— EXERCISES TO COMPLETE —
**A.** Rewrite the passage on treating breathlessness from "Treatment of shortness" up to and including "immediate comfort measures.", swapping "shortness of breath" for "breathlessness".
**B.** Extend the passage on treating breathlessness by writing what comes after its final sentence.

— SELECTED TEXT —

-=-=-=-=-

Treatment of shortness of breath is entirely cause-dependent — there is no single solution. The following covers both cause-specific treatments and immediate comfort measures.
Cause-Specific Treatments
| Cause | Primary Treatment |
|---|---|
| Asthma | Short-acting β₂ agonist inhaler (SABA) for acute relief; inhaled corticosteroid (ICS) for prevention; avoid triggers |
| COPD | Long-acting bronchodilators (LABA/LAMA); pulmonary rehabilitation; smoking cessation; vaccines; oxygen therapy in severe disease |
| Heart failure | ACE inhibitors/ARBs, beta-blockers, diuretics (furosemide removes excess fluid); low-salt diet; fluid restriction; cardiac rehabilitation |
| Pulmonary embolism | Emergency anticoagulation (heparin/DOAC); thrombolysis for massive PE; oxygen; supportive care in ICU |
| Pneumonia | Appropriate antibiotics or antivirals; rest; adequate hydration; oxygen if SpO₂ <94%; hospitalisation if severe |
| Anaemia | Iron supplements or IV iron (iron deficiency); B12 injections (B12 deficiency); treat underlying cause; blood transfusion if severe |
| Anxiety/Panic | Controlled breathing techniques; CBT; SSRIs; beta-blockers for acute somatic symptoms; mindfulness training |
| Pleural effusion | Thoracocentesis (drainage) for symptomatic relief; treat underlying cause (heart failure, malignancy, infection) |
Immediate Self-Help Measures
- Upright positioning: Sitting upright or leaning slightly forward (“tripod position”) optimises diaphragm function and reduces work of breathing — consistently reported as the most relieving position
- Fan to the face: Cool airflow across the face stimulates the trigeminal nerve, reducing the subjective sensation of breathlessness — evidence-based, cheap, and surprisingly effective
- Pursed-lip breathing: Breathing in through the nose and out through pursed lips (as if blowing out candles) slows breathing rate and maintains positive airway pressure — particularly helpful in COPD
- Remove tight clothing: Anything restricting the chest or abdomen reduces breathing capacity — loosen belts, collars, and bras during episodes
- Calm, cool environment: Heat increases oxygen demand; a cooler environment reduces the metabolic contribution to breathlessness
Pulmonary Rehabilitation — Underused But Highly Effective
For COPD, heart failure, and post-COVID breathlessness, pulmonary rehabilitation — a structured programme of supervised exercise, education, and psychological support — produces improvements in breathlessness, exercise tolerance, and quality of life equivalent to or better than many medications. It is consistently underutilised and underreferred. Ask your doctor if you are eligible.

-=-=-=-=-

— GIVEN ENTRIES —
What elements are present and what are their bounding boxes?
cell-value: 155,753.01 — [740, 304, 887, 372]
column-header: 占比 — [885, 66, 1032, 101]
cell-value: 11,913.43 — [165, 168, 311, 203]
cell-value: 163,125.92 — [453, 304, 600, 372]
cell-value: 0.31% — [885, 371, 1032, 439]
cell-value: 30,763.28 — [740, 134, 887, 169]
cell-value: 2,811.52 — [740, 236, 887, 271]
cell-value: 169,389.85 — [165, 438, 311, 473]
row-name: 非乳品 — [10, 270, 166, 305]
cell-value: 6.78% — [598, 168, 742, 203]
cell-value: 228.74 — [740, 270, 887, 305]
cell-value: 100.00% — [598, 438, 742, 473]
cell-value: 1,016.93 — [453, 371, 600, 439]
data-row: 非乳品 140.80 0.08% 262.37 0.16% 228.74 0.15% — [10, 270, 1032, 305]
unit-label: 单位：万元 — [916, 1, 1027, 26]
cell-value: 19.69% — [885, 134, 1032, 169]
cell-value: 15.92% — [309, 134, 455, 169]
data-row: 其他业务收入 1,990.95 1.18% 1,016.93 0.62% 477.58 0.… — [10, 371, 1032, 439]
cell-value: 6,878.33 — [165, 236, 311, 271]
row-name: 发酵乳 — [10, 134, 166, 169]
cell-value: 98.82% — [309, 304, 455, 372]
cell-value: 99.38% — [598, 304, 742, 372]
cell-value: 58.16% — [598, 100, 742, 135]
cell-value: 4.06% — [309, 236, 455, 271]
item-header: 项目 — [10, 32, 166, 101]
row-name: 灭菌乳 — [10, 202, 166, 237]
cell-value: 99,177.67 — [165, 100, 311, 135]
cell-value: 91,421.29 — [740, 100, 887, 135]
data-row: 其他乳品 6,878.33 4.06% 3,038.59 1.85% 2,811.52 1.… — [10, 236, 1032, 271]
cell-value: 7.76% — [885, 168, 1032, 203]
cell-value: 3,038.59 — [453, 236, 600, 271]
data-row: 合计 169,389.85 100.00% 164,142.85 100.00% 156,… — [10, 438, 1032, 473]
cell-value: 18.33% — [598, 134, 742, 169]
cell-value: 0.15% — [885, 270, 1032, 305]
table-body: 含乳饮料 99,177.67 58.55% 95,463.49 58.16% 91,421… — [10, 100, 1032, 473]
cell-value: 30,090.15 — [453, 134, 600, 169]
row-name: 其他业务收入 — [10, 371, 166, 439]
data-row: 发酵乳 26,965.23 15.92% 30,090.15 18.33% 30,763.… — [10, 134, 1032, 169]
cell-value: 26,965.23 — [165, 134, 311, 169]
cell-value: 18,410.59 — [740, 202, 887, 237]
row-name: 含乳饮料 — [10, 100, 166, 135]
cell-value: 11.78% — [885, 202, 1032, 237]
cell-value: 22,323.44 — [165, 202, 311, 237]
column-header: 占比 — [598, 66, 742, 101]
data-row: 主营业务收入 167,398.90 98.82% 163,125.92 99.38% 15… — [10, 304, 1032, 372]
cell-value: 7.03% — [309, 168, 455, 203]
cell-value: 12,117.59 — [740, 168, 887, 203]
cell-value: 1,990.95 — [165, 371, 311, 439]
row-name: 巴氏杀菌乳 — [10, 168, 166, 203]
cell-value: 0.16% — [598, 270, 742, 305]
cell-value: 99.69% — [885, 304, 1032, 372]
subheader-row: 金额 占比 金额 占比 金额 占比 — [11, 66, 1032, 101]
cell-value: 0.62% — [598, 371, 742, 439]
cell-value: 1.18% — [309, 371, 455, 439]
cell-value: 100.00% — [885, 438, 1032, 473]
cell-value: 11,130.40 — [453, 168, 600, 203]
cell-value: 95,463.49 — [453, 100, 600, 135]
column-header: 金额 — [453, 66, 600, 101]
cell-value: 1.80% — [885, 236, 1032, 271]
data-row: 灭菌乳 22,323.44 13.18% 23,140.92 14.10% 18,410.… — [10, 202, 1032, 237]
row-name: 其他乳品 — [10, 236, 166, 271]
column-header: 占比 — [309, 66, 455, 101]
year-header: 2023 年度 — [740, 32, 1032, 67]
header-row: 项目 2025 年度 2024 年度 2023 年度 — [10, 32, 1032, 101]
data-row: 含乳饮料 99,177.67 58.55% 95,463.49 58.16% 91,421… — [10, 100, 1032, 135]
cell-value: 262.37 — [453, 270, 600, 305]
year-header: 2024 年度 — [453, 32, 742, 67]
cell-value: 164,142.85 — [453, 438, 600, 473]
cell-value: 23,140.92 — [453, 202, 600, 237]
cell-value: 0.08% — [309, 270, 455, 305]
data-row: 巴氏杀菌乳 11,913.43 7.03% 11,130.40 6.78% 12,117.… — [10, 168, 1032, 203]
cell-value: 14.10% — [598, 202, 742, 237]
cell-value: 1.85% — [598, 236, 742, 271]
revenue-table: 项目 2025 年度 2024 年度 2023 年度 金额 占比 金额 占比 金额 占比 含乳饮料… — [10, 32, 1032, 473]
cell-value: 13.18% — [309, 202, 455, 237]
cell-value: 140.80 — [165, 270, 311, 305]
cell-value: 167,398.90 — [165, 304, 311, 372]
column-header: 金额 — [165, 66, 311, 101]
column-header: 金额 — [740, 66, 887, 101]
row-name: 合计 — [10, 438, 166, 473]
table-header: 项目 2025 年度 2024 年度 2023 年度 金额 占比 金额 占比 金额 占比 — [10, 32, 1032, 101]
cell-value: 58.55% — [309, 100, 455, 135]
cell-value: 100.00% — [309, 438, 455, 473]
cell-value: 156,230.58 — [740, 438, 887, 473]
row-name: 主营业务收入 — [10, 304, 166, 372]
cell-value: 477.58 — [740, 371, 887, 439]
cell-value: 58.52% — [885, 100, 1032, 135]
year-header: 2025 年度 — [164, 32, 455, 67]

-=-=-=-=-

— RESULTS —
**A.**
Treatment of breathlessness is entirely cause-dependent — there is no single solution. The following covers both cause-specific treatments and immediate comfort measures.

**B.**
Breathe Easier — Start With Understanding
Shortness of breath has over 60 known causes — most are treatable. Whether acute or chronic, sudden or gradual, the path to relief begins with an accurate diagnosis from a qualified clinician.
Do not dismiss persistent breathlessness as “just being unfit.” Your body is telling you something. Listen to it.
⚕️ Medical Disclaimer: This guide is for informational purposes only and does not replace professional medical advice, diagnosis, or treatment. If you are experiencing severe, sudden, or worsening shortness of breath, call emergency services immediately. Always consult a qualified healthcare provider about your symptoms.